Le Ferlo, dans le sahel sénégalais, subit depuis plusieurs décennies une forte dégradation en raison de la péjoration des conditions climatiques et de la forte anthropisation (Albergel et al., 1985). En effet, depuis 1970, la sècheresse continue d’exercer ses ravages dans le Ferlo; les possibilités de reconstitution du milieu naturel semblent de plus en plus réduites, tant causes naturelles et anthropiques se conjuguent pour maintenir et souvent encore étendre les dégradations du couvert végétal. Il en résulte une situation du milieu qui se traduit dans le paysage par la remise en activité des dunes autrefois fixées par la végétation (Ozer, 2002) et par un déboisement excessif (Ozer, 2004). Les changements notables induits dans ces écosystèmes entrainent une précarisation de plus en plus accentuée des conditions de vie des populations rurales qui sont les plus affectées par les effets de cette désertification puisque la végétation spontanée constitue la base de l’alimentation des troupeaux et que la production vivrière repose sur la culture pluviale. Cette situation est fort préjudiciable aux conditions de vie des populations et à l’économie de cette zone (Diouf et al., 2002). Cette région joue un rôle socio-économique important aussi bien sur le plan de l’agriculture (zones de cultures pluviales de mil, sorgho) que celui de l’élevage.

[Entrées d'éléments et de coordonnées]
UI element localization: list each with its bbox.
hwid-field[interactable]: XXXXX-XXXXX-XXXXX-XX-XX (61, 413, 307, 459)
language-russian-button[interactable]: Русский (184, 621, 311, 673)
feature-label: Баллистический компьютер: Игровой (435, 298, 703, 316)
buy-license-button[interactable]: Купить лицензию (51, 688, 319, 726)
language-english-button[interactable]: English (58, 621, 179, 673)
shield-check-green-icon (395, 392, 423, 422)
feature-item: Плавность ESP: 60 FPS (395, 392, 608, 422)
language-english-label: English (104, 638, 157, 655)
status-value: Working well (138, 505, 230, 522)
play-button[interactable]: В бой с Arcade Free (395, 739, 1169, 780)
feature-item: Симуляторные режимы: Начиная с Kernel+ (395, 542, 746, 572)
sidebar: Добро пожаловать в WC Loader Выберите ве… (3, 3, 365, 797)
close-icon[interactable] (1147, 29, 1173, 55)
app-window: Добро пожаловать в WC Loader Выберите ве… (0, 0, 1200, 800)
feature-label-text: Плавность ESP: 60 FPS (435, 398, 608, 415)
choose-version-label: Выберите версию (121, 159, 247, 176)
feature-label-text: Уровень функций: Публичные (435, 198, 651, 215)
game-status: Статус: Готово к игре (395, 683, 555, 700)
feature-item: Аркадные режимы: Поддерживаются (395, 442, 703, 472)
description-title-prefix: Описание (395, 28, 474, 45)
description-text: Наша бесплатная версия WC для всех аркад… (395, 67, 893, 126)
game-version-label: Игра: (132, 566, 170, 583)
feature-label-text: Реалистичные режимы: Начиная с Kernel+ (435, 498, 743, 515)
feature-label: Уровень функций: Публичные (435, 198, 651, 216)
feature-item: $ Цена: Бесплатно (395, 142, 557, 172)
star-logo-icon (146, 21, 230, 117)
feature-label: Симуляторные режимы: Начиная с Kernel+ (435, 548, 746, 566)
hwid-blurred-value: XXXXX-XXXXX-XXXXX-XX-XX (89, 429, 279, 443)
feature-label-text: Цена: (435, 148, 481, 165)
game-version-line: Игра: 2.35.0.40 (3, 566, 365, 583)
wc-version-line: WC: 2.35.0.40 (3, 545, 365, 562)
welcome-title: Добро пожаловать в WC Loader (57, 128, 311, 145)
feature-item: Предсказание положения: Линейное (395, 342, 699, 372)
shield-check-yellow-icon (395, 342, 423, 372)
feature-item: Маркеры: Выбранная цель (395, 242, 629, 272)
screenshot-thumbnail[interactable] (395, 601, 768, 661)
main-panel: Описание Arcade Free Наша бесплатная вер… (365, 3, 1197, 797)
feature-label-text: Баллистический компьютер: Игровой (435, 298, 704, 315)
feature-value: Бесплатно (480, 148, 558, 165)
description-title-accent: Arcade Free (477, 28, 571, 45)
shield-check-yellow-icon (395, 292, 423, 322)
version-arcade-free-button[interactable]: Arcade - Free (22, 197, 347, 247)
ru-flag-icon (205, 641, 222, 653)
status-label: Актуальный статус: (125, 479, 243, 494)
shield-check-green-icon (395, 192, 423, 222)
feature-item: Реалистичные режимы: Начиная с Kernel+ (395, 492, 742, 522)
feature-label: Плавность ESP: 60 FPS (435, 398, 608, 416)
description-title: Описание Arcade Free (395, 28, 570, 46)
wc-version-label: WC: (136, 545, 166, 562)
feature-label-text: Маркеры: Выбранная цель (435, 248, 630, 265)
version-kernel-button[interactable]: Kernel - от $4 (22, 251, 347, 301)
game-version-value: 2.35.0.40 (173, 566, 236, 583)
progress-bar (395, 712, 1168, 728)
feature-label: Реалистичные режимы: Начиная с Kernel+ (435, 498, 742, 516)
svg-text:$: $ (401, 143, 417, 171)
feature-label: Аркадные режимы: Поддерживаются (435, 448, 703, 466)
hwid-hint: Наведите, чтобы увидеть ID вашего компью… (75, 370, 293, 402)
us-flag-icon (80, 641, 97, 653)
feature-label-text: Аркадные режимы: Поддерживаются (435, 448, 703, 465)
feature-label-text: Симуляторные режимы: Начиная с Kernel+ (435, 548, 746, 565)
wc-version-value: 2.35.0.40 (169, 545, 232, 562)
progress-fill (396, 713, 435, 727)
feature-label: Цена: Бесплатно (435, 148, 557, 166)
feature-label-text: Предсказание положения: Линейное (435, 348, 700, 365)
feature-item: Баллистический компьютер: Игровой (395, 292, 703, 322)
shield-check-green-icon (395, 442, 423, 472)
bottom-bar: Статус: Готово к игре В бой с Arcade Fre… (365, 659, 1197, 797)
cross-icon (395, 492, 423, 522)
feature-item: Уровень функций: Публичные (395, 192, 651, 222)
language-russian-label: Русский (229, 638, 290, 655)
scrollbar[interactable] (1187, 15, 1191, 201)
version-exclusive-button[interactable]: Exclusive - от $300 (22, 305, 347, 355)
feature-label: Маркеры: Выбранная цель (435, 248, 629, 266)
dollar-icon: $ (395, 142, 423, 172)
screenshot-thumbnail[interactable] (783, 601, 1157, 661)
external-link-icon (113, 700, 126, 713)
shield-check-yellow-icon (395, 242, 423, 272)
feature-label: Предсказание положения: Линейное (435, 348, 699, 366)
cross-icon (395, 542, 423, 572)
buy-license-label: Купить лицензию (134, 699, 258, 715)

=== Exercices proposés ===
**a.** D'après le texte sur le Ferlo, depuis quelle année la sècheresse y exerce-t-elle ses ravages ?
**b.** Réécrivez les entrées depuis la première ligne jusqu'à la ligne contenant « star-logo-icon (146, 21, 230, 117) » incluse, en remplaçant « feature-label-text » par « feature-caption » sans rien modifier d'autre.

=== Corrigé des exercices ===
**a.** Depuis 1970.

**b.**
UI element localization: list each with its bbox.
hwid-field[interactable]: XXXXX-XXXXX-XXXXX-XX-XX (61, 413, 307, 459)
language-russian-button[interactable]: Русский (184, 621, 311, 673)
feature-label: Баллистический компьютер: Игровой (435, 298, 703, 316)
buy-license-button[interactable]: Купить лицензию (51, 688, 319, 726)
language-english-button[interactable]: English (58, 621, 179, 673)
shield-check-green-icon (395, 392, 423, 422)
feature-item: Плавность ESP: 60 FPS (395, 392, 608, 422)
language-english-label: English (104, 638, 157, 655)
status-value: Working well (138, 505, 230, 522)
play-button[interactable]: В бой с Arcade Free (395, 739, 1169, 780)
feature-item: Симуляторные режимы: Начиная с Kernel+ (395, 542, 746, 572)
sidebar: Добро пожаловать в WC Loader Выберите ве… (3, 3, 365, 797)
close-icon[interactable] (1147, 29, 1173, 55)
app-window: Добро пожаловать в WC Loader Выберите ве… (0, 0, 1200, 800)
feature-caption: Плавность ESP: 60 FPS (435, 398, 608, 415)
choose-version-label: Выберите версию (121, 159, 247, 176)
feature-caption: Уровень функций: Публичные (435, 198, 651, 215)
game-status: Статус: Готово к игре (395, 683, 555, 700)
feature-item: Аркадные режимы: Поддерживаются (395, 442, 703, 472)
description-title-prefix: Описание (395, 28, 474, 45)
description-text: Наша бесплатная версия WC для всех аркад… (395, 67, 893, 126)
game-version-label: Игра: (132, 566, 170, 583)
feature-caption: Реалистичные режимы: Начиная с Kernel+ (435, 498, 743, 515)
feature-label: Уровень функций: Публичные (435, 198, 651, 216)
feature-item: $ Цена: Бесплатно (395, 142, 557, 172)
star-logo-icon (146, 21, 230, 117)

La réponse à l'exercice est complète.